Return each entry exactly, omitting nothing.

####

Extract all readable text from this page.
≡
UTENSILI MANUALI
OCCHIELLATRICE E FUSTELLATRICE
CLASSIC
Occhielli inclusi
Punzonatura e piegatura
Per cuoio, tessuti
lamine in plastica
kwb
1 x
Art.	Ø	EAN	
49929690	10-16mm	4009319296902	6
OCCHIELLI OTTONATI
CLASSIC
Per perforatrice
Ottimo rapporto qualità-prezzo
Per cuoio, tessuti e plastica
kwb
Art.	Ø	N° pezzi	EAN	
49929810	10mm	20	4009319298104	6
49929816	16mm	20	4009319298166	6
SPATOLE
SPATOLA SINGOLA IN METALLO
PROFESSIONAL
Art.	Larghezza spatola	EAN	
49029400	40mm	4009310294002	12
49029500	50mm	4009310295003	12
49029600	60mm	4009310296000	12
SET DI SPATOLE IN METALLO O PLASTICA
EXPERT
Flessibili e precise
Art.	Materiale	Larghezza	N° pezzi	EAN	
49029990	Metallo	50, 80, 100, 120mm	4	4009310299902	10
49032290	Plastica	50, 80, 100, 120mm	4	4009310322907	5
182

####

WRITTEN RESPONSE
Extract all readable text from this page.
≡
UTENSILI MANUALI
OCCHIELLATRICE E FUSTELLATRICE
CLASSIC
Occhielli inclusi
Punzonatura e piegatura
Per cuoio, tessuti
lamine in plastica
kwb
1 x
Art.	Ø	EAN	
49929690	10-16mm	4009319296902	6
OCCHIELLI OTTONATI
CLASSIC
Per perforatrice
Ottimo rapporto qualità-prezzo
Per cuoio, tessuti e plastica
kwb
Art.	Ø	N° pezzi	EAN	
49929810	10mm	20	4009319298104	6
49929816	16mm	20	4009319298166	6
SPATOLE
SPATOLA SINGOLA IN METALLO
PROFESSIONAL
Art.	Larghezza spatola	EAN	
49029400	40mm	4009310294002	12
49029500	50mm	4009310295003	12
49029600	60mm	4009310296000	12
SET DI SPATOLE IN METALLO O PLASTICA
EXPERT
Flessibili e precise
Art.	Materiale	Larghezza	N° pezzi	EAN	
49029990	Metallo	50, 80, 100, 120mm	4	4009310299902	10
49032290	Plastica	50, 80, 100, 120mm	4	4009310322907	5
182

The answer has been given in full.